SUPPLIED MATERIAL:
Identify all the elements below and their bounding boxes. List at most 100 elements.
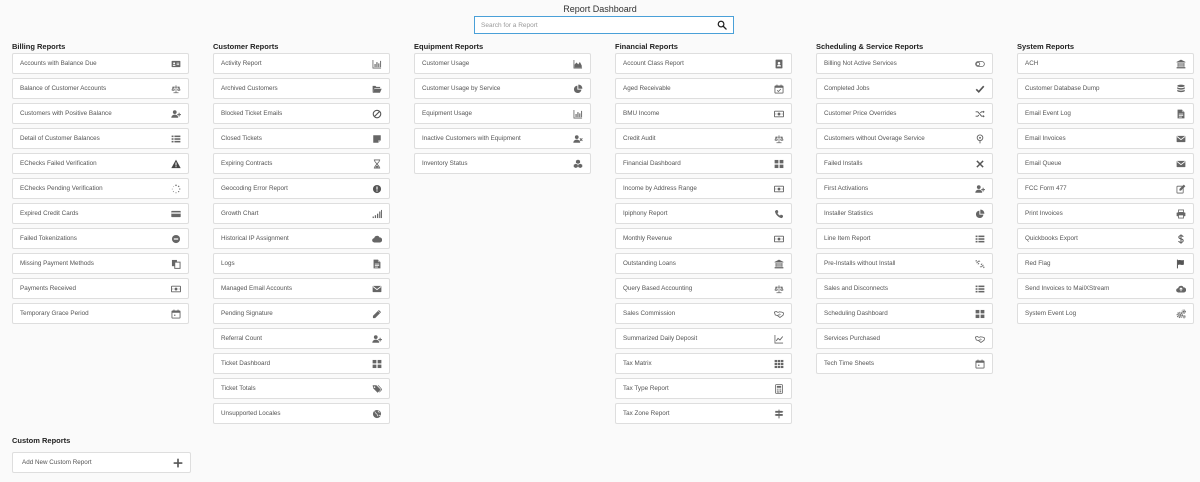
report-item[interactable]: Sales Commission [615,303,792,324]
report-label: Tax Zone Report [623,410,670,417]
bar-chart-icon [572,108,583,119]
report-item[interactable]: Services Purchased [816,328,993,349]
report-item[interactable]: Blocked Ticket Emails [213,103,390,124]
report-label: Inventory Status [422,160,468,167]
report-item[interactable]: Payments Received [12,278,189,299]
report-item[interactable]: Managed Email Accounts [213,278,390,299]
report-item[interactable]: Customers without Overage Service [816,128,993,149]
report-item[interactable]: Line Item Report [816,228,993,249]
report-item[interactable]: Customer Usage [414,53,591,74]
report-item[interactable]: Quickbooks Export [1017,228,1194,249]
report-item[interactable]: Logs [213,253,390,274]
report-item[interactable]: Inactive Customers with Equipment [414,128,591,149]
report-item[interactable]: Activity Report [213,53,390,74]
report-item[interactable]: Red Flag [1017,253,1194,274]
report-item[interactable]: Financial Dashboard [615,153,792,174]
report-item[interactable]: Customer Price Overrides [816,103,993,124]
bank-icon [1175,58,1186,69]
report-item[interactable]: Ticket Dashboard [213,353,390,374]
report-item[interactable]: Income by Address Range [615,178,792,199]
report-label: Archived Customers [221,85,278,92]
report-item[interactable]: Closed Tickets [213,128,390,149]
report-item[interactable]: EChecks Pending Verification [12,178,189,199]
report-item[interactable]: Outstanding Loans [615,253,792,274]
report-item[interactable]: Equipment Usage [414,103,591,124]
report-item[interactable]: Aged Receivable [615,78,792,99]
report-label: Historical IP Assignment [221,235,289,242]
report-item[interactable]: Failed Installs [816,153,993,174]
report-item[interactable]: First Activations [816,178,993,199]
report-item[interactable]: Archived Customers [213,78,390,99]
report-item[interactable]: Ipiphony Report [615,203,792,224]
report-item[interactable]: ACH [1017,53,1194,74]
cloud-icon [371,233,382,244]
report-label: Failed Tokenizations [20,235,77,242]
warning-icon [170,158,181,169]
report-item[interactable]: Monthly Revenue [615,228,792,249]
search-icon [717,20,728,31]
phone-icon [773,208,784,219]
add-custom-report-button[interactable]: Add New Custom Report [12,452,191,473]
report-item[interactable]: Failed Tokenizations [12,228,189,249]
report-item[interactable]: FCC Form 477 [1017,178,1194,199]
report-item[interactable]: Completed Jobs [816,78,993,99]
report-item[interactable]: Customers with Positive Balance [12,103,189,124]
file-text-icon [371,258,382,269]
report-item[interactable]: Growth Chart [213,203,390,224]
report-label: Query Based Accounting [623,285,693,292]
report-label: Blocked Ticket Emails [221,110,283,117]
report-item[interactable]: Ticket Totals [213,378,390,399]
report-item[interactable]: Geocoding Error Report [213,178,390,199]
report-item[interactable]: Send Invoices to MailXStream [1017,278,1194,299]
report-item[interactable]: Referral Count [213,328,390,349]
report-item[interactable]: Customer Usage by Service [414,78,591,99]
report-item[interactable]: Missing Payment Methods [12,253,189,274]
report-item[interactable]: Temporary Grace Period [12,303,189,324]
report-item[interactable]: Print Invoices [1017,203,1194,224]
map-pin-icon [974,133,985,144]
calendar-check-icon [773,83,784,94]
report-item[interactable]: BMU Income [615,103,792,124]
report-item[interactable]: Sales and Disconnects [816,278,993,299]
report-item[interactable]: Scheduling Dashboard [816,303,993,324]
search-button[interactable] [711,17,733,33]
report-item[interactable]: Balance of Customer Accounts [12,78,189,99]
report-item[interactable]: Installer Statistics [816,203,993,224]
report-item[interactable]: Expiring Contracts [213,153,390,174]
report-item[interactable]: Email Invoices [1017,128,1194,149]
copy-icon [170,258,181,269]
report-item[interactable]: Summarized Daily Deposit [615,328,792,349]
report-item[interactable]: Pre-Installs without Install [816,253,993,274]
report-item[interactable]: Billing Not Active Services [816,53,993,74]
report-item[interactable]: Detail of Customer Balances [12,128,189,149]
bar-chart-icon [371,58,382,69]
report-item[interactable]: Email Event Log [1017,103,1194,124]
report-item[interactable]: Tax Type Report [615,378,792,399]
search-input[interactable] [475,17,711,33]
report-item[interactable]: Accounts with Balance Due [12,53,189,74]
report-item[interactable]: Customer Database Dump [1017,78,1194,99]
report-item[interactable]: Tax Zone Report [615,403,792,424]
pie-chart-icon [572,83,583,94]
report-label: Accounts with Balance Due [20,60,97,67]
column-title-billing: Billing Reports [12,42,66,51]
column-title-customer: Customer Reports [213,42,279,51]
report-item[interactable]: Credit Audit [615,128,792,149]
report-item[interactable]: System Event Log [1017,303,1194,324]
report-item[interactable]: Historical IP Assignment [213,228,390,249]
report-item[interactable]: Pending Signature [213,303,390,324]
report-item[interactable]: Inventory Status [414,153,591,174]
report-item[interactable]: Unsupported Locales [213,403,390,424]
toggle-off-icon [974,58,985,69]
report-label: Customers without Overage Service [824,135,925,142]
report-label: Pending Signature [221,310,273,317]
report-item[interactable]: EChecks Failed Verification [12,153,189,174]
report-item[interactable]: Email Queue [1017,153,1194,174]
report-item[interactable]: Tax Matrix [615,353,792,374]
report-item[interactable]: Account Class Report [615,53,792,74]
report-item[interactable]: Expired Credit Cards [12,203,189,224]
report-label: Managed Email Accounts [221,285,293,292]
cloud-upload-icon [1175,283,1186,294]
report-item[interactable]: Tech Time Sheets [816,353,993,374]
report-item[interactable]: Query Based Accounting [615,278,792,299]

AIM OF THE EXERCISE: Copy everything from the line containing "report-item[interactable]: Sales Commission" down to the line containing "report-item[interactable]: Inactive Customers", changing "Payments Received" to "Payments Collected" and leaving the rest as it stands.

SOLUTION TO THE EXERCISE:
report-item[interactable]: Sales Commission [615,303,792,324]
report-label: Tax Zone Report [623,410,670,417]
bar-chart-icon [572,108,583,119]
report-item[interactable]: Services Purchased [816,328,993,349]
report-item[interactable]: Blocked Ticket Emails [213,103,390,124]
report-label: Inventory Status [422,160,468,167]
report-item[interactable]: Payments Collected [12,278,189,299]
report-item[interactable]: Managed Email Accounts [213,278,390,299]
report-item[interactable]: Customers without Overage Service [816,128,993,149]
report-item[interactable]: Line Item Report [816,228,993,249]
report-item[interactable]: Customer Usage [414,53,591,74]
report-item[interactable]: Quickbooks Export [1017,228,1194,249]
report-item[interactable]: Logs [213,253,390,274]
report-item[interactable]: Inactive Customers with Equipment [414,128,591,149]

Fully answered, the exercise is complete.